:: Work to complete ::
Pick out every line holding the string "federativa" and copy it.

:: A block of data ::

________________________

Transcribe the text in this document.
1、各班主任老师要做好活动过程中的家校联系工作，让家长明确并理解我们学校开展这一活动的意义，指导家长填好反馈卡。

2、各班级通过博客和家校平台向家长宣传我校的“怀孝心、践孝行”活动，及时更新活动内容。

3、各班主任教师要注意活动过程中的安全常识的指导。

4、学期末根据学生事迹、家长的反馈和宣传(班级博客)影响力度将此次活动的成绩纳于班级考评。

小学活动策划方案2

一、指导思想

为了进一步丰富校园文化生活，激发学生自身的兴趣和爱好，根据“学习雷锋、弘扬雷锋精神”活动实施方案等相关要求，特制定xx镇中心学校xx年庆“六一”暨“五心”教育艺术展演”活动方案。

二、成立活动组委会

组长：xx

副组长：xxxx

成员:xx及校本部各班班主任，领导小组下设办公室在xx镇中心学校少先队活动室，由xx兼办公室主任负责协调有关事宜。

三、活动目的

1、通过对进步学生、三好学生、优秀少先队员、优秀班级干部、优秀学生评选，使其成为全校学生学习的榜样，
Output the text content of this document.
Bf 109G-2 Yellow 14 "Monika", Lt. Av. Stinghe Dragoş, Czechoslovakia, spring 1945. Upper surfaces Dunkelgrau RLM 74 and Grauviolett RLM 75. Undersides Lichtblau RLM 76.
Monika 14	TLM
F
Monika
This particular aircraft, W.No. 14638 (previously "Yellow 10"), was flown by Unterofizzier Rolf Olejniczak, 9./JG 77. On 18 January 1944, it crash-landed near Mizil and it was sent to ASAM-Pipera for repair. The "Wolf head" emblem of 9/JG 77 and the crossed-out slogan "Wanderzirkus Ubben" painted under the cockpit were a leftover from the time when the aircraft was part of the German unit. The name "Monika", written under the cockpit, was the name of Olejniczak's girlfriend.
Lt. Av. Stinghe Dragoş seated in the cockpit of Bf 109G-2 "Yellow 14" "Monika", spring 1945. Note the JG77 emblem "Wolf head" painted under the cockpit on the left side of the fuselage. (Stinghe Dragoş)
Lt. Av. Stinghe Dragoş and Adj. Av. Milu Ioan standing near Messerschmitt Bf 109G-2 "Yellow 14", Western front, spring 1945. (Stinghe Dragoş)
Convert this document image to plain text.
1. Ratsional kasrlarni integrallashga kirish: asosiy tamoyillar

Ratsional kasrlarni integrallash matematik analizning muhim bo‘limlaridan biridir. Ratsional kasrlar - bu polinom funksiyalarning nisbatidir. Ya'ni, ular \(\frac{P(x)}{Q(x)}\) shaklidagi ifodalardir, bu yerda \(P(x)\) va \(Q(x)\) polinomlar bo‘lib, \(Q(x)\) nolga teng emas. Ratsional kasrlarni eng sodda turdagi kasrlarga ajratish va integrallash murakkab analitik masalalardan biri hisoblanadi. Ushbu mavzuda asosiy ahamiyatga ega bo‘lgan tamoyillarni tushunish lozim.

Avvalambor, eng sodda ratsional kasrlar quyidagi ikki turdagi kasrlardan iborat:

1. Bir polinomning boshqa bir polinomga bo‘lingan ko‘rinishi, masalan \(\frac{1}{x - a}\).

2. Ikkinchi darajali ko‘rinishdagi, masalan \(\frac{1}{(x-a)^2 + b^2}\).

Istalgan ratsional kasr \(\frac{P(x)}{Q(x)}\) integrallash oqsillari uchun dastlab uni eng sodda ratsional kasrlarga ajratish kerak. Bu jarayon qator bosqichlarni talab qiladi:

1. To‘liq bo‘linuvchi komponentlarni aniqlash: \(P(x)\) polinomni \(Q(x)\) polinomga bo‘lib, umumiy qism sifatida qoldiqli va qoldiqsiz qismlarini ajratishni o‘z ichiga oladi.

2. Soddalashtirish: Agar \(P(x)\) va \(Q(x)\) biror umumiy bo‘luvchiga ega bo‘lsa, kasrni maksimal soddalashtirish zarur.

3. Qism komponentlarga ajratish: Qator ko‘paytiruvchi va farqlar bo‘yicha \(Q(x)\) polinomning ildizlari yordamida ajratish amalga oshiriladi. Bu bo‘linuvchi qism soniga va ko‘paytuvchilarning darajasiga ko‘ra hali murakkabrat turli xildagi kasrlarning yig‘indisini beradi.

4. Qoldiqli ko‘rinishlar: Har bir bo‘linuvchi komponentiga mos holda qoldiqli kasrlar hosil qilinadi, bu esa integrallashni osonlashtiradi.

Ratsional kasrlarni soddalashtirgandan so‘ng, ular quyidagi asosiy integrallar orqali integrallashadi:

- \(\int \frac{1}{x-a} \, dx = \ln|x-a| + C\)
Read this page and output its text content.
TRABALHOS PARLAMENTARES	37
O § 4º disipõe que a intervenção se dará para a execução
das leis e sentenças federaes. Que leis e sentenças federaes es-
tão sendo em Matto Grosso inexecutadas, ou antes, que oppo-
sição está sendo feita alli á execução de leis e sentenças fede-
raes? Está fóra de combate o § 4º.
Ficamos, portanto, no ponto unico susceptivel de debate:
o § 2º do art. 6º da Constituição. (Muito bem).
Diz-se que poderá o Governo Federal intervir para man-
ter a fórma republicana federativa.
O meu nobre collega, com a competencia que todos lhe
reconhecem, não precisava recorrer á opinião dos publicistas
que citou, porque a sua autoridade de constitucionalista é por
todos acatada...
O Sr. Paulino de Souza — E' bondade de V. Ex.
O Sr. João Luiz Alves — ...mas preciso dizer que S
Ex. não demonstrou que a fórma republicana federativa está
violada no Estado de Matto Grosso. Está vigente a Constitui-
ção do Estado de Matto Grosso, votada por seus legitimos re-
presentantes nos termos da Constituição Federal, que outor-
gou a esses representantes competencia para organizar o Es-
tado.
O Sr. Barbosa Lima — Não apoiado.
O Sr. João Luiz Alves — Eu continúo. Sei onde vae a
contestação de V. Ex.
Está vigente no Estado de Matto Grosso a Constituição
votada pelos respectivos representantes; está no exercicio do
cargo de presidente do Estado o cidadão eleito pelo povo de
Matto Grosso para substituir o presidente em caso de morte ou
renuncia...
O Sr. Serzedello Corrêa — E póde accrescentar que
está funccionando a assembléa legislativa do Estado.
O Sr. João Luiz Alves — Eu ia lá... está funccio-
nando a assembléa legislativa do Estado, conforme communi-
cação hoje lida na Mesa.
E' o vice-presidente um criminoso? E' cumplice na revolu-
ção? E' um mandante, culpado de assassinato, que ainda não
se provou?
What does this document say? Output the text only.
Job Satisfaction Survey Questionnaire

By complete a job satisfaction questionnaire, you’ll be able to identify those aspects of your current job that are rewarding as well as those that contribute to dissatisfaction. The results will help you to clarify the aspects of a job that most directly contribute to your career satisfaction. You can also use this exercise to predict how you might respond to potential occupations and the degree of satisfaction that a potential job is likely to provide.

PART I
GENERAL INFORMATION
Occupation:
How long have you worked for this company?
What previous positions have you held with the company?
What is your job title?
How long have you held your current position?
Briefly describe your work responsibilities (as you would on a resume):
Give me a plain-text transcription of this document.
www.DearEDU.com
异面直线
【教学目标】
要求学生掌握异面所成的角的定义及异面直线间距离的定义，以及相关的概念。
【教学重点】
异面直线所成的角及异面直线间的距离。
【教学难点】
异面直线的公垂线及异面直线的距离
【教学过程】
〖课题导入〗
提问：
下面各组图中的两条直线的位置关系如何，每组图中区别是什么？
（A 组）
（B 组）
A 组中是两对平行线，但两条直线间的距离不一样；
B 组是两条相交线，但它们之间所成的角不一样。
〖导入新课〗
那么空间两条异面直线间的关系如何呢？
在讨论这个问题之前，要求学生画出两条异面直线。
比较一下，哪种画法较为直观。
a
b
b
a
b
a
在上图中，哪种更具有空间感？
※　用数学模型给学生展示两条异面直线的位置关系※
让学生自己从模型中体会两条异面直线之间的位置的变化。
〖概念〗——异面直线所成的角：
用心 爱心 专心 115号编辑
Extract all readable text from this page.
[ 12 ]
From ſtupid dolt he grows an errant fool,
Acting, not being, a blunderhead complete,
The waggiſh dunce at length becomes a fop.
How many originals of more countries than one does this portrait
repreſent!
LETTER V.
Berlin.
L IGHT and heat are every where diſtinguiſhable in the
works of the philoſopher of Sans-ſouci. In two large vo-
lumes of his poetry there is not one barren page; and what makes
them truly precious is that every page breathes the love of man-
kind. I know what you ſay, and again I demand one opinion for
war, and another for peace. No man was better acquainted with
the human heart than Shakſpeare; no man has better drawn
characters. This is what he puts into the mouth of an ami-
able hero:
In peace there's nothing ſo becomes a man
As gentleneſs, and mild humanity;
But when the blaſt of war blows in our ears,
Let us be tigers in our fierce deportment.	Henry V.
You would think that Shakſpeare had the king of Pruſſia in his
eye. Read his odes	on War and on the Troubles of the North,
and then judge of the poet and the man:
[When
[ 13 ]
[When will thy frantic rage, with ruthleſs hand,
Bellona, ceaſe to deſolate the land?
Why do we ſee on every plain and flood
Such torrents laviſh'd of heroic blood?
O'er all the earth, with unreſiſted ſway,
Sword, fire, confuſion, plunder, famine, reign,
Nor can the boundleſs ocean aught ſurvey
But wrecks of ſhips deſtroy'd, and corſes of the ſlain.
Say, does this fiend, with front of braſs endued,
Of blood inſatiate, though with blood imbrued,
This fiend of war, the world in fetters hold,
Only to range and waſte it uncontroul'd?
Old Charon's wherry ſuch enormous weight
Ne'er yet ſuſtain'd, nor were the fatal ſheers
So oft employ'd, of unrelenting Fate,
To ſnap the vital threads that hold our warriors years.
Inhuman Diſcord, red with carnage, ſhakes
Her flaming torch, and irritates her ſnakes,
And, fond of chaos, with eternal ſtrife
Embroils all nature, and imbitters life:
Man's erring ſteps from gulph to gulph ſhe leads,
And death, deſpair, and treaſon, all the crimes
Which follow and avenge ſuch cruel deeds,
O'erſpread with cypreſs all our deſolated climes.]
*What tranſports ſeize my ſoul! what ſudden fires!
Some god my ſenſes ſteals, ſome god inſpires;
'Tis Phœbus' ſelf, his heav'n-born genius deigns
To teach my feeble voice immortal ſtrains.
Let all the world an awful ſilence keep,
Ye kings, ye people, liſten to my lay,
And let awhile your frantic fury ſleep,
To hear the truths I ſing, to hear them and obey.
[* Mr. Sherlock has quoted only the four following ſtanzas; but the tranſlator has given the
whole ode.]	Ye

________________________

:: Solution ::
ter a fórma republicana federativa.
Ex. não demonstrou que a fórma republicana federativa está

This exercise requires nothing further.